**Exercise prompt**
Images excluded, repeat each entry below exactly.

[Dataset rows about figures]

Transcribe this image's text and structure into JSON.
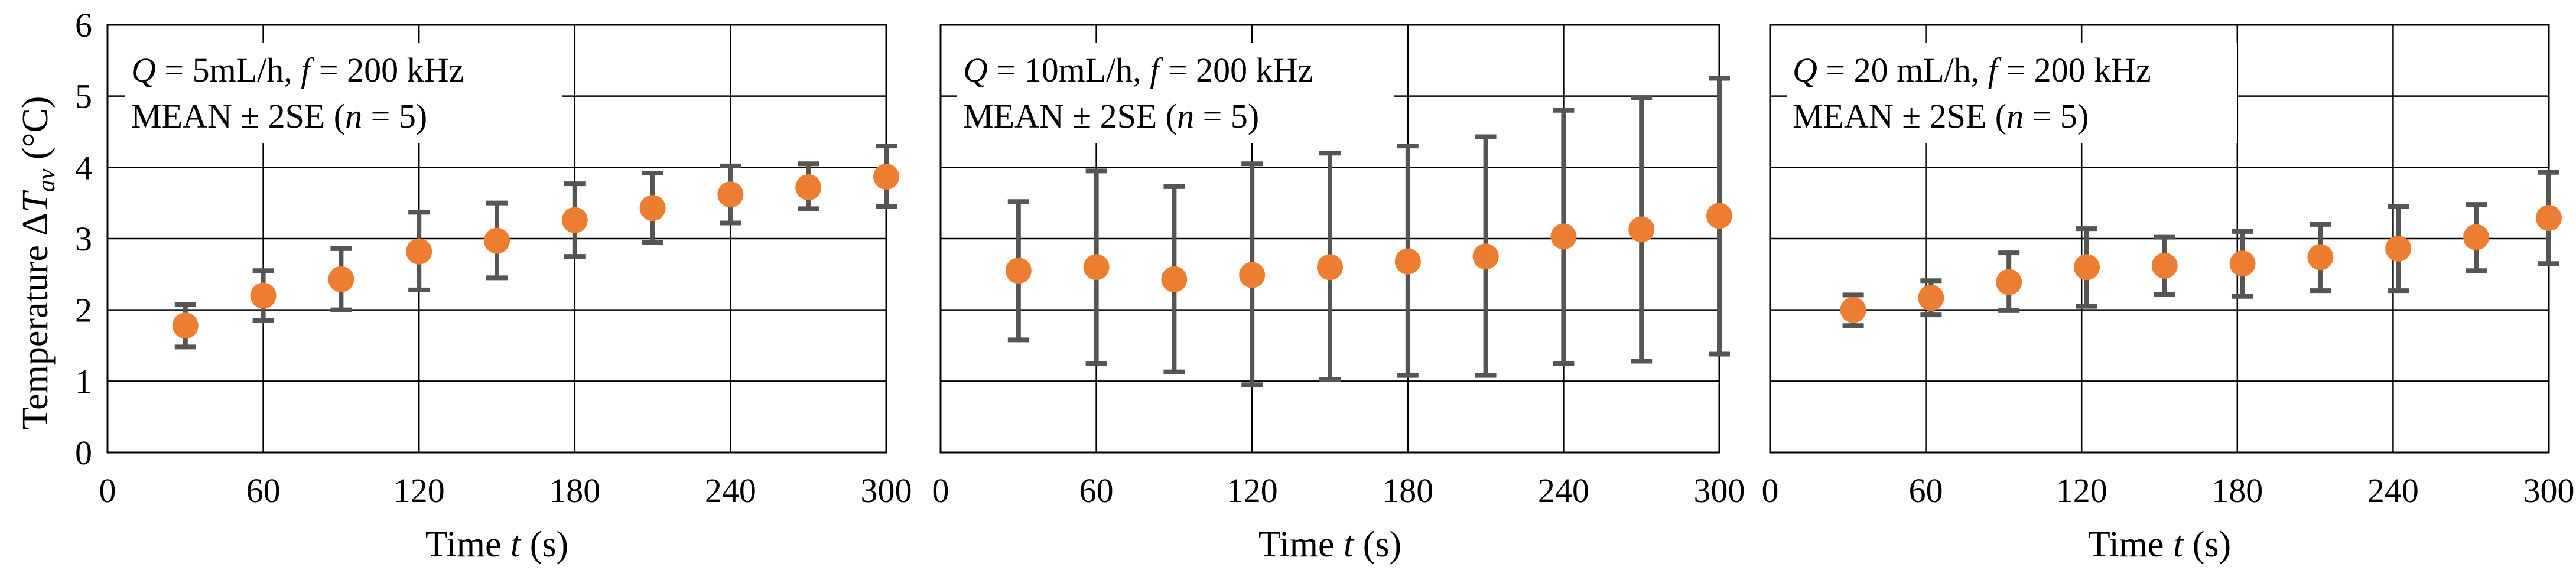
{
  "chart_data": [
    {
      "type": "scatter",
      "title": "",
      "legend": [
        "Q = 5mL/h,  f = 200 kHz",
        "MEAN ± 2SE (n = 5)"
      ],
      "legend_parts": {
        "line1_q": "Q",
        "line1_a": " = 5mL/h, ",
        "line1_f": "f",
        "line1_b": " = 200 kHz",
        "line2_a": "MEAN ± 2SE (",
        "line2_n": "n",
        "line2_b": " = 5)"
      },
      "xlabel": "Time t (s)",
      "ylabel": "Temperature ΔTav (°C)",
      "xlim": [
        0,
        300
      ],
      "ylim": [
        0,
        6
      ],
      "xticks": [
        0,
        60,
        120,
        180,
        240,
        300
      ],
      "yticks": [
        0,
        1,
        2,
        3,
        4,
        5,
        6
      ],
      "grid": true,
      "series": [
        {
          "name": "MEAN ± 2SE",
          "color": "#ed7d31",
          "x": [
            30,
            60,
            90,
            120,
            150,
            180,
            210,
            240,
            270,
            300
          ],
          "y": [
            1.78,
            2.2,
            2.43,
            2.82,
            2.97,
            3.26,
            3.43,
            3.62,
            3.72,
            3.87
          ],
          "err_low": [
            1.48,
            1.85,
            2.0,
            2.28,
            2.45,
            2.75,
            2.95,
            3.22,
            3.42,
            3.45
          ],
          "err_high": [
            2.08,
            2.55,
            2.86,
            3.37,
            3.5,
            3.77,
            3.92,
            4.02,
            4.05,
            4.3
          ]
        }
      ]
    },
    {
      "type": "scatter",
      "title": "",
      "legend": [
        "Q = 10mL/h,  f = 200 kHz",
        "MEAN ± 2SE (n = 5)"
      ],
      "legend_parts": {
        "line1_q": "Q",
        "line1_a": " = 10mL/h, ",
        "line1_f": "f",
        "line1_b": " = 200 kHz",
        "line2_a": "MEAN ± 2SE (",
        "line2_n": "n",
        "line2_b": " = 5)"
      },
      "xlabel": "Time t (s)",
      "ylabel": "",
      "xlim": [
        0,
        300
      ],
      "ylim": [
        0,
        6
      ],
      "xticks": [
        0,
        60,
        120,
        180,
        240,
        300
      ],
      "yticks": [],
      "grid": true,
      "series": [
        {
          "name": "MEAN ± 2SE",
          "color": "#ed7d31",
          "x": [
            30,
            60,
            90,
            120,
            150,
            180,
            210,
            240,
            270,
            300
          ],
          "y": [
            2.55,
            2.6,
            2.43,
            2.49,
            2.6,
            2.68,
            2.75,
            3.03,
            3.13,
            3.32
          ],
          "err_low": [
            1.58,
            1.25,
            1.13,
            0.95,
            1.02,
            1.08,
            1.08,
            1.25,
            1.28,
            1.38
          ],
          "err_high": [
            3.52,
            3.95,
            3.73,
            4.05,
            4.2,
            4.3,
            4.43,
            4.8,
            4.98,
            5.25
          ]
        }
      ]
    },
    {
      "type": "scatter",
      "title": "",
      "legend": [
        "Q = 20 mL/h,  f = 200 kHz",
        "MEAN ± 2SE (n = 5)"
      ],
      "legend_parts": {
        "line1_q": "Q",
        "line1_a": " = 20 mL/h, ",
        "line1_f": "f",
        "line1_b": " = 200 kHz",
        "line2_a": "MEAN ± 2SE (",
        "line2_n": "n",
        "line2_b": " = 5)"
      },
      "xlabel": "Time t (s)",
      "ylabel": "",
      "xlim": [
        0,
        300
      ],
      "ylim": [
        0,
        6
      ],
      "xticks": [
        0,
        60,
        120,
        180,
        240,
        300
      ],
      "yticks": [],
      "grid": true,
      "series": [
        {
          "name": "MEAN ± 2SE",
          "color": "#ed7d31",
          "x": [
            32,
            62,
            92,
            122,
            152,
            182,
            212,
            242,
            272,
            300
          ],
          "y": [
            2.0,
            2.17,
            2.39,
            2.6,
            2.62,
            2.65,
            2.74,
            2.86,
            3.02,
            3.29
          ],
          "err_low": [
            1.78,
            1.93,
            1.99,
            2.05,
            2.22,
            2.19,
            2.27,
            2.27,
            2.55,
            2.65
          ],
          "err_high": [
            2.21,
            2.41,
            2.8,
            3.14,
            3.02,
            3.1,
            3.2,
            3.45,
            3.48,
            3.93
          ]
        }
      ]
    }
  ],
  "axis_labels": {
    "y_prefix": "Temperature Δ",
    "y_symbol": "T",
    "y_subscript": "av",
    "y_unit": "  (°C)",
    "x_prefix": "Time ",
    "x_symbol": "t",
    "x_unit": " (s)"
  }
}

**Solution for this task**
Transcribe this image's text and structure into JSON.
{
  "chart_data": [
    {
      "type": "scatter",
      "title": "",
      "legend": [
        "Q = 5mL/h,  f = 200 kHz",
        "MEAN ± 2SE (n = 5)"
      ],
      "legend_parts": {
        "line1_q": "Q",
        "line1_a": " = 5mL/h, ",
        "line1_f": "f",
        "line1_b": " = 200 kHz",
        "line2_a": "MEAN ± 2SE (",
        "line2_n": "n",
        "line2_b": " = 5)"
      },
      "xlabel": "Time t (s)",
      "ylabel": "Temperature ΔTav (°C)",
      "xlim": [
        0,
        300
      ],
      "ylim": [
        0,
        6
      ],
      "xticks": [
        0,
        60,
        120,
        180,
        240,
        300
      ],
      "yticks": [
        0,
        1,
        2,
        3,
        4,
        5,
        6
      ],
      "grid": true,
      "series": [
        {
          "name": "MEAN ± 2SE",
          "color": "#ed7d31",
          "x": [
            30,
            60,
            90,
            120,
            150,
            180,
            210,
            240,
            270,
            300
          ],
          "y": [
            1.78,
            2.2,
            2.43,
            2.82,
            2.97,
            3.26,
            3.43,
            3.62,
            3.72,
            3.87
          ],
          "err_low": [
            1.48,
            1.85,
            2.0,
            2.28,
            2.45,
            2.75,
            2.95,
            3.22,
            3.42,
            3.45
          ],
          "err_high": [
            2.08,
            2.55,
            2.86,
            3.37,
            3.5,
            3.77,
            3.92,
            4.02,
            4.05,
            4.3
          ]
        }
      ]
    },
    {
      "type": "scatter",
      "title": "",
      "legend": [
        "Q = 10mL/h,  f = 200 kHz",
        "MEAN ± 2SE (n = 5)"
      ],
      "legend_parts": {
        "line1_q": "Q",
        "line1_a": " = 10mL/h, ",
        "line1_f": "f",
        "line1_b": " = 200 kHz",
        "line2_a": "MEAN ± 2SE (",
        "line2_n": "n",
        "line2_b": " = 5)"
      },
      "xlabel": "Time t (s)",
      "ylabel": "",
      "xlim": [
        0,
        300
      ],
      "ylim": [
        0,
        6
      ],
      "xticks": [
        0,
        60,
        120,
        180,
        240,
        300
      ],
      "yticks": [],
      "grid": true,
      "series": [
        {
          "name": "MEAN ± 2SE",
          "color": "#ed7d31",
          "x": [
            30,
            60,
            90,
            120,
            150,
            180,
            210,
            240,
            270,
            300
          ],
          "y": [
            2.55,
            2.6,
            2.43,
            2.49,
            2.6,
            2.68,
            2.75,
            3.03,
            3.13,
            3.32
          ],
          "err_low": [
            1.58,
            1.25,
            1.13,
            0.95,
            1.02,
            1.08,
            1.08,
            1.25,
            1.28,
            1.38
          ],
          "err_high": [
            3.52,
            3.95,
            3.73,
            4.05,
            4.2,
            4.3,
            4.43,
            4.8,
            4.98,
            5.25
          ]
        }
      ]
    },
    {
      "type": "scatter",
      "title": "",
      "legend": [
        "Q = 20 mL/h,  f = 200 kHz",
        "MEAN ± 2SE (n = 5)"
      ],
      "legend_parts": {
        "line1_q": "Q",
        "line1_a": " = 20 mL/h, ",
        "line1_f": "f",
        "line1_b": " = 200 kHz",
        "line2_a": "MEAN ± 2SE (",
        "line2_n": "n",
        "line2_b": " = 5)"
      },
      "xlabel": "Time t (s)",
      "ylabel": "",
      "xlim": [
        0,
        300
      ],
      "ylim": [
        0,
        6
      ],
      "xticks": [
        0,
        60,
        120,
        180,
        240,
        300
      ],
      "yticks": [],
      "grid": true,
      "series": [
        {
          "name": "MEAN ± 2SE",
          "color": "#ed7d31",
          "x": [
            32,
            62,
            92,
            122,
            152,
            182,
            212,
            242,
            272,
            300
          ],
          "y": [
            2.0,
            2.17,
            2.39,
            2.6,
            2.62,
            2.65,
            2.74,
            2.86,
            3.02,
            3.29
          ],
          "err_low": [
            1.78,
            1.93,
            1.99,
            2.05,
            2.22,
            2.19,
            2.27,
            2.27,
            2.55,
            2.65
          ],
          "err_high": [
            2.21,
            2.41,
            2.8,
            3.14,
            3.02,
            3.1,
            3.2,
            3.45,
            3.48,
            3.93
          ]
        }
      ]
    }
  ],
  "axis_labels": {
    "y_prefix": "Temperature Δ",
    "y_symbol": "T",
    "y_subscript": "av",
    "y_unit": "  (°C)",
    "x_prefix": "Time ",
    "x_symbol": "t",
    "x_unit": " (s)"
  }
}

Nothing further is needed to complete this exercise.